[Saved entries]
* Start *

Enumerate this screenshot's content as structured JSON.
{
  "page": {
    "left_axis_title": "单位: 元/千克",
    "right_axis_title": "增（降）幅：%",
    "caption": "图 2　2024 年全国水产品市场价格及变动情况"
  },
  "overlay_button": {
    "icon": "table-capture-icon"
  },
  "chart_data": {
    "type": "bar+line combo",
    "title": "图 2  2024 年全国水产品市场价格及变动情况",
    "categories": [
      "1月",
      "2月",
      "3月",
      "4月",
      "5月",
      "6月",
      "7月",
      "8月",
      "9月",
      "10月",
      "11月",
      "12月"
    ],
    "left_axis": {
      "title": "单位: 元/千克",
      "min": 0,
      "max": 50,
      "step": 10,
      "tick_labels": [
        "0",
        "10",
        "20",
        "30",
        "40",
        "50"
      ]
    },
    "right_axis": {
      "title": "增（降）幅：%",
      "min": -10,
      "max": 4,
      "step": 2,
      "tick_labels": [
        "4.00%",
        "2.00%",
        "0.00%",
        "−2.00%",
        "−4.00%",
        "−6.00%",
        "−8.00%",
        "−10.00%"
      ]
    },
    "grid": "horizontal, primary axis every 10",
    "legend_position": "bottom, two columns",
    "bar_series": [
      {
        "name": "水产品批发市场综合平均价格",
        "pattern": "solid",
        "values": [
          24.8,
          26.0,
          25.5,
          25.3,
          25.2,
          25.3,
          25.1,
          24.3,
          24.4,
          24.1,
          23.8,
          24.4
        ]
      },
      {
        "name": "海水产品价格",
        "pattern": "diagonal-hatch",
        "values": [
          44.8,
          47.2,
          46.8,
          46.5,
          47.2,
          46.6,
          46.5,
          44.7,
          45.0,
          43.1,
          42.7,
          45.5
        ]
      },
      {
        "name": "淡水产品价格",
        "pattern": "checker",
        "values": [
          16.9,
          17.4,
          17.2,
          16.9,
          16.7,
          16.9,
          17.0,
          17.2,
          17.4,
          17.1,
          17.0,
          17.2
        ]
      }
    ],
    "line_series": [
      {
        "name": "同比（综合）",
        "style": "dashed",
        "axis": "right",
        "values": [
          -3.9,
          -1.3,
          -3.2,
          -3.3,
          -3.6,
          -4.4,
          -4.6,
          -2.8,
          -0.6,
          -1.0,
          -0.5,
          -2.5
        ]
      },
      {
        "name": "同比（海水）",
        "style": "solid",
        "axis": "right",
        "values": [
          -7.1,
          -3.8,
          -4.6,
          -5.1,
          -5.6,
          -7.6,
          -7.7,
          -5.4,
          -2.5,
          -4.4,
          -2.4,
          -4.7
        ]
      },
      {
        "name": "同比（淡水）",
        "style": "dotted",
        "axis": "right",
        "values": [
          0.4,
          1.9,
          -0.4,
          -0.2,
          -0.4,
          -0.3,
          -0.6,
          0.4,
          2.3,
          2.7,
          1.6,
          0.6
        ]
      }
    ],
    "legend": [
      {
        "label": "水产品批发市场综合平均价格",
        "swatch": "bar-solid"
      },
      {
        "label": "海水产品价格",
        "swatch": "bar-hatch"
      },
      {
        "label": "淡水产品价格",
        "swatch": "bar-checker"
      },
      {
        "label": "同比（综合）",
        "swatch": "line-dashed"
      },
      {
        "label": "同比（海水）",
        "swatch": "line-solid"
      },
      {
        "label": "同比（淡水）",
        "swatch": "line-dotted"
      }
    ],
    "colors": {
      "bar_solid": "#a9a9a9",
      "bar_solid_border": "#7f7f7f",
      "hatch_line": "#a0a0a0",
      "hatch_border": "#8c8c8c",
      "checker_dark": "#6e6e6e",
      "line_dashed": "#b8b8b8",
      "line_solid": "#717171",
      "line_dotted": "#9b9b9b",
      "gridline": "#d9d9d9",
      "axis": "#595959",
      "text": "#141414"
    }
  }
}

* End *

TASK STATEMENT —
Working from the material above, retype it in its entirety without change.

RESPONSE TO THE EXERCISE —
Enumerate this screenshot's content as structured JSON.
{
  "page": {
    "left_axis_title": "单位: 元/千克",
    "right_axis_title": "增（降）幅：%",
    "caption": "图 2　2024 年全国水产品市场价格及变动情况"
  },
  "overlay_button": {
    "icon": "table-capture-icon"
  },
  "chart_data": {
    "type": "bar+line combo",
    "title": "图 2  2024 年全国水产品市场价格及变动情况",
    "categories": [
      "1月",
      "2月",
      "3月",
      "4月",
      "5月",
      "6月",
      "7月",
      "8月",
      "9月",
      "10月",
      "11月",
      "12月"
    ],
    "left_axis": {
      "title": "单位: 元/千克",
      "min": 0,
      "max": 50,
      "step": 10,
      "tick_labels": [
        "0",
        "10",
        "20",
        "30",
        "40",
        "50"
      ]
    },
    "right_axis": {
      "title": "增（降）幅：%",
      "min": -10,
      "max": 4,
      "step": 2,
      "tick_labels": [
        "4.00%",
        "2.00%",
        "0.00%",
        "−2.00%",
        "−4.00%",
        "−6.00%",
        "−8.00%",
        "−10.00%"
      ]
    },
    "grid": "horizontal, primary axis every 10",
    "legend_position": "bottom, two columns",
    "bar_series": [
      {
        "name": "水产品批发市场综合平均价格",
        "pattern": "solid",
        "values": [
          24.8,
          26.0,
          25.5,
          25.3,
          25.2,
          25.3,
          25.1,
          24.3,
          24.4,
          24.1,
          23.8,
          24.4
        ]
      },
      {
        "name": "海水产品价格",
        "pattern": "diagonal-hatch",
        "values": [
          44.8,
          47.2,
          46.8,
          46.5,
          47.2,
          46.6,
          46.5,
          44.7,
          45.0,
          43.1,
          42.7,
          45.5
        ]
      },
      {
        "name": "淡水产品价格",
        "pattern": "checker",
        "values": [
          16.9,
          17.4,
          17.2,
          16.9,
          16.7,
          16.9,
          17.0,
          17.2,
          17.4,
          17.1,
          17.0,
          17.2
        ]
      }
    ],
    "line_series": [
      {
        "name": "同比（综合）",
        "style": "dashed",
        "axis": "right",
        "values": [
          -3.9,
          -1.3,
          -3.2,
          -3.3,
          -3.6,
          -4.4,
          -4.6,
          -2.8,
          -0.6,
          -1.0,
          -0.5,
          -2.5
        ]
      },
      {
        "name": "同比（海水）",
        "style": "solid",
        "axis": "right",
        "values": [
          -7.1,
          -3.8,
          -4.6,
          -5.1,
          -5.6,
          -7.6,
          -7.7,
          -5.4,
          -2.5,
          -4.4,
          -2.4,
          -4.7
        ]
      },
      {
        "name": "同比（淡水）",
        "style": "dotted",
        "axis": "right",
        "values": [
          0.4,
          1.9,
          -0.4,
          -0.2,
          -0.4,
          -0.3,
          -0.6,
          0.4,
          2.3,
          2.7,
          1.6,
          0.6
        ]
      }
    ],
    "legend": [
      {
        "label": "水产品批发市场综合平均价格",
        "swatch": "bar-solid"
      },
      {
        "label": "海水产品价格",
        "swatch": "bar-hatch"
      },
      {
        "label": "淡水产品价格",
        "swatch": "bar-checker"
      },
      {
        "label": "同比（综合）",
        "swatch": "line-dashed"
      },
      {
        "label": "同比（海水）",
        "swatch": "line-solid"
      },
      {
        "label": "同比（淡水）",
        "swatch": "line-dotted"
      }
    ],
    "colors": {
      "bar_solid": "#a9a9a9",
      "bar_solid_border": "#7f7f7f",
      "hatch_line": "#a0a0a0",
      "hatch_border": "#8c8c8c",
      "checker_dark": "#6e6e6e",
      "line_dashed": "#b8b8b8",
      "line_solid": "#717171",
      "line_dotted": "#9b9b9b",
      "gridline": "#d9d9d9",
      "axis": "#595959",
      "text": "#141414"
    }
  }
}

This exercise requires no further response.